**EXTRACTED ENTRIES**
* * *

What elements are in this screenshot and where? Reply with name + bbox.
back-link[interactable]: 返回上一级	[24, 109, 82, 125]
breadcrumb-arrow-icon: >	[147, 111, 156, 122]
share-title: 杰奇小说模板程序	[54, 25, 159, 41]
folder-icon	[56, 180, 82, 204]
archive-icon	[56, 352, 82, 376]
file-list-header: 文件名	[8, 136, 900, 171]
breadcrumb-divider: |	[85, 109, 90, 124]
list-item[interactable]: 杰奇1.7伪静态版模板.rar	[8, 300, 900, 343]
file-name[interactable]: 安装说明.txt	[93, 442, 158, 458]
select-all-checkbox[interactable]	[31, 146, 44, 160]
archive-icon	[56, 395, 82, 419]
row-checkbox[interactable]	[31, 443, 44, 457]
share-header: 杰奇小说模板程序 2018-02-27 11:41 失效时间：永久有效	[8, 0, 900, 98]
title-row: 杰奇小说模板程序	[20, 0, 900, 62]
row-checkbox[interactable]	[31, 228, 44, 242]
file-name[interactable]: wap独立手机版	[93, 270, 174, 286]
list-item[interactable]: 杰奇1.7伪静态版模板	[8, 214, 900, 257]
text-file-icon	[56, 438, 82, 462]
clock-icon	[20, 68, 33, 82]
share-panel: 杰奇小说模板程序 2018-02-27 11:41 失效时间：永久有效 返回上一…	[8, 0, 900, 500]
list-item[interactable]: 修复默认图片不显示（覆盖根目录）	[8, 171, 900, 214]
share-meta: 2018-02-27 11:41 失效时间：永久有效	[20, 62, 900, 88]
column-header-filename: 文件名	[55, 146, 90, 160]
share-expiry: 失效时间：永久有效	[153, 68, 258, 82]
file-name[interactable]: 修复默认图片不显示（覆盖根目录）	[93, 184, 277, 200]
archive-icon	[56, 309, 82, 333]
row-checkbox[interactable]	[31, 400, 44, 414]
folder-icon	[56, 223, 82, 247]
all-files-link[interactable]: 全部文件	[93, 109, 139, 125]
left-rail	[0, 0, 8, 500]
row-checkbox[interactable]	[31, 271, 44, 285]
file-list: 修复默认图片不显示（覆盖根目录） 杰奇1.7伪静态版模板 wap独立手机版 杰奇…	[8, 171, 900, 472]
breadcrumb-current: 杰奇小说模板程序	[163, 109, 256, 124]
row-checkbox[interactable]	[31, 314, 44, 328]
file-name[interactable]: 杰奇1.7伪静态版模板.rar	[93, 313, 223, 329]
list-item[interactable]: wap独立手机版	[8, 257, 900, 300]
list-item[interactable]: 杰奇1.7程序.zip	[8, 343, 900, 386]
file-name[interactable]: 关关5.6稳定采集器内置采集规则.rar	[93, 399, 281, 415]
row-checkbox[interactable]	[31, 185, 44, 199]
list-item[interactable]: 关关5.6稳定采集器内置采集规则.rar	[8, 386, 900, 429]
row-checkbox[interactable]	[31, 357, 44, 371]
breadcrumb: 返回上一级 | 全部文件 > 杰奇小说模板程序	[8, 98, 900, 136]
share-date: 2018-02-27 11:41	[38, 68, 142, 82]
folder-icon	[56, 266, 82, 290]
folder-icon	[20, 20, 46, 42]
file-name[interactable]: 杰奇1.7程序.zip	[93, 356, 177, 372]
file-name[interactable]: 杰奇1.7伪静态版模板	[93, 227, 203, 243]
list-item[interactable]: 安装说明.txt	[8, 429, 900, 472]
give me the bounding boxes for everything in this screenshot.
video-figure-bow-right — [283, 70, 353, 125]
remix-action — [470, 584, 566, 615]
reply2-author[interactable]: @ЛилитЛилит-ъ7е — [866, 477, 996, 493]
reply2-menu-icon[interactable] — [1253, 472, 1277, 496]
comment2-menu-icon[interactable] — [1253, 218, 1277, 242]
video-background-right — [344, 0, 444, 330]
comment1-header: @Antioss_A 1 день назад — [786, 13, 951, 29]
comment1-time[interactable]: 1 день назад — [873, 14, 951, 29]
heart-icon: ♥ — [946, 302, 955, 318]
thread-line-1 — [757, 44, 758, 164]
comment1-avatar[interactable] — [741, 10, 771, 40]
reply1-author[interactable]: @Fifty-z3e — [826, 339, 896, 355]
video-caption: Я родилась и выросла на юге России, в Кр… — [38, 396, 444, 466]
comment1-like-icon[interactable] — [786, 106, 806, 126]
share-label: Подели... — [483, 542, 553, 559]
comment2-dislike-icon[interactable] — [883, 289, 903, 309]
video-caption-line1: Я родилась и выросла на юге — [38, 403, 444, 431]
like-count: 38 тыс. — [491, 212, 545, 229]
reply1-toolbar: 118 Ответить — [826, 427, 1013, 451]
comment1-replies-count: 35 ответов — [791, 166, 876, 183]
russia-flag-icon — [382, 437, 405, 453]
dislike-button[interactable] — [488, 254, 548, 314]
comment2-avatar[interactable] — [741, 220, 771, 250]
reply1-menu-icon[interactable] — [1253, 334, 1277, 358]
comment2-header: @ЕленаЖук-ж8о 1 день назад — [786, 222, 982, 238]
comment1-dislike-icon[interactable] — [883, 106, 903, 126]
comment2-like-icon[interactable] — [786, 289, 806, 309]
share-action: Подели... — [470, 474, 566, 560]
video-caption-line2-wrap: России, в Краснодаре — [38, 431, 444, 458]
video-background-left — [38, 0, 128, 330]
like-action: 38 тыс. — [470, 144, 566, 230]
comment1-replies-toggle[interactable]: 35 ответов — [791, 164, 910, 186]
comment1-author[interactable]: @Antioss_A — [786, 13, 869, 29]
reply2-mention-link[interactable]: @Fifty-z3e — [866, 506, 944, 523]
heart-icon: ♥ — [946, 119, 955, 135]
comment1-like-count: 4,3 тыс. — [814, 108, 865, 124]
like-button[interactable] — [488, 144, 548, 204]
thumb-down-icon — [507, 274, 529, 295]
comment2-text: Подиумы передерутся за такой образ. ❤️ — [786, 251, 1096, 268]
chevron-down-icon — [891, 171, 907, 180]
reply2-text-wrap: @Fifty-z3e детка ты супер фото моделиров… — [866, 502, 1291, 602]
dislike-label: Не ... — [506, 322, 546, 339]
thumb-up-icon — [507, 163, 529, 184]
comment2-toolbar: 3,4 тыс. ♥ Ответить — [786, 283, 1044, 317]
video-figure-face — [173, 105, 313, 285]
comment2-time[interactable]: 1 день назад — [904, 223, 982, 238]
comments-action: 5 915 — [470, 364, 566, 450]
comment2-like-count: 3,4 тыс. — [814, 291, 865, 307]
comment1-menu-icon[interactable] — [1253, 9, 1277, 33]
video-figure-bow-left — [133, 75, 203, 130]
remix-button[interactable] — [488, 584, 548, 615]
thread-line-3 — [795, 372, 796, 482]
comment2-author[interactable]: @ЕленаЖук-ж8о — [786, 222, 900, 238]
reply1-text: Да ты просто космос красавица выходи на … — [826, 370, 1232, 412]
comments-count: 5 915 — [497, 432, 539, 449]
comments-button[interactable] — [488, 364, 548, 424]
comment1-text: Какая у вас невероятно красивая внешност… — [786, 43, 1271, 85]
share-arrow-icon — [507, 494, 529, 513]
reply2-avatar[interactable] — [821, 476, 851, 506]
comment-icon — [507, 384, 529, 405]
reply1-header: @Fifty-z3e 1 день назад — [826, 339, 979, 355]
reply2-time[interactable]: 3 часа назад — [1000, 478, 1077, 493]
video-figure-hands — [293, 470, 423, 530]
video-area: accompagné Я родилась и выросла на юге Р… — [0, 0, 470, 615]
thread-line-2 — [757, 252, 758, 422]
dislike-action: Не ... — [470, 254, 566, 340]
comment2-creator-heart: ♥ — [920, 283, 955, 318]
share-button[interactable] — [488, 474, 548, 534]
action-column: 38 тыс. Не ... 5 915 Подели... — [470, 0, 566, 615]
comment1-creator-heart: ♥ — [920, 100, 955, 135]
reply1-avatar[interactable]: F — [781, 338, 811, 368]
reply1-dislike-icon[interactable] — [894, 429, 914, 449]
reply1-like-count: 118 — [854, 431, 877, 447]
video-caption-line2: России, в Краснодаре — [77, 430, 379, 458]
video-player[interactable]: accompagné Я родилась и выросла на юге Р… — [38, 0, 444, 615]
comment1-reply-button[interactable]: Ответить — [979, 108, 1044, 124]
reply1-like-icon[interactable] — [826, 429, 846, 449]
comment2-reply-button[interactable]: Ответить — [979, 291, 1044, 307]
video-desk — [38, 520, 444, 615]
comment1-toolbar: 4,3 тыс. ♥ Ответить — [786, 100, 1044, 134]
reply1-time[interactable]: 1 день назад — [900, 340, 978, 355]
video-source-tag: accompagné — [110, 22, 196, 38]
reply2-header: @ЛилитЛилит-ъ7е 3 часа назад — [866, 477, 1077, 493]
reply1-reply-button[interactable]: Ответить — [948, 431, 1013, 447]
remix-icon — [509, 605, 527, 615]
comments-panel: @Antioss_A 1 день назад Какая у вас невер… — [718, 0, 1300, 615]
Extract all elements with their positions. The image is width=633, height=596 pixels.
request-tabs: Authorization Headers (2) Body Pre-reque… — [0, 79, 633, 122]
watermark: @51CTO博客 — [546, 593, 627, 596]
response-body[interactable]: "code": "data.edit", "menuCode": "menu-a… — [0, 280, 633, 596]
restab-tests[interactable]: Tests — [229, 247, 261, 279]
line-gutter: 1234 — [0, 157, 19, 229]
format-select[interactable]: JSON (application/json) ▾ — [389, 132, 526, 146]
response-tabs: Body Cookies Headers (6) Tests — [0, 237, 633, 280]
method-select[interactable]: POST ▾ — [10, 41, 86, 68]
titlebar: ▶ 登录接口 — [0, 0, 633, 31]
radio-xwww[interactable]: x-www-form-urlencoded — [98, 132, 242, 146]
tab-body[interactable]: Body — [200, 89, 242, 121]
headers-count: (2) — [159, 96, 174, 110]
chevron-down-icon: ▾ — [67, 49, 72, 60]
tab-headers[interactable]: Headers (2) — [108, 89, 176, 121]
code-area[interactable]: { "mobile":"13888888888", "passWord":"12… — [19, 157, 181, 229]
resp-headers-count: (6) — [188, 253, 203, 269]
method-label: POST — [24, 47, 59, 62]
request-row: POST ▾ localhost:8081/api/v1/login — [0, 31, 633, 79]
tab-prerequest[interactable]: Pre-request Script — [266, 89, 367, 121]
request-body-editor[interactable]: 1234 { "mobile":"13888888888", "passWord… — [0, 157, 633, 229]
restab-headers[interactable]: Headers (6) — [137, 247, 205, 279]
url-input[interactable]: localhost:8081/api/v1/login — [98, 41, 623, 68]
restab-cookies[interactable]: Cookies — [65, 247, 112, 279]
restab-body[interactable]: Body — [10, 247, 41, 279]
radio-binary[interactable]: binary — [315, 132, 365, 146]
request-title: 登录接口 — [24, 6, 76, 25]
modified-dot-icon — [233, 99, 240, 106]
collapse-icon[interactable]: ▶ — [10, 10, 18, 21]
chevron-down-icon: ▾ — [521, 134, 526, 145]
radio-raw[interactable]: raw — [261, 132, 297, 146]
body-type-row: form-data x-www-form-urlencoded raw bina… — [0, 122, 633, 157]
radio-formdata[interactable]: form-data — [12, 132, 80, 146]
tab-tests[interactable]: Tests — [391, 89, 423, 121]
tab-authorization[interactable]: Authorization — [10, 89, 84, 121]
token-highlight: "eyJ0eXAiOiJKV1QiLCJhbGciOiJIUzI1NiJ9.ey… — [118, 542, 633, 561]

* * *

**REQUIREMENTS**
Count the lines in the entries above that contain the string "remix". Reply with the number alone.

**RESPONSE FOR THIS EXERCISE**
3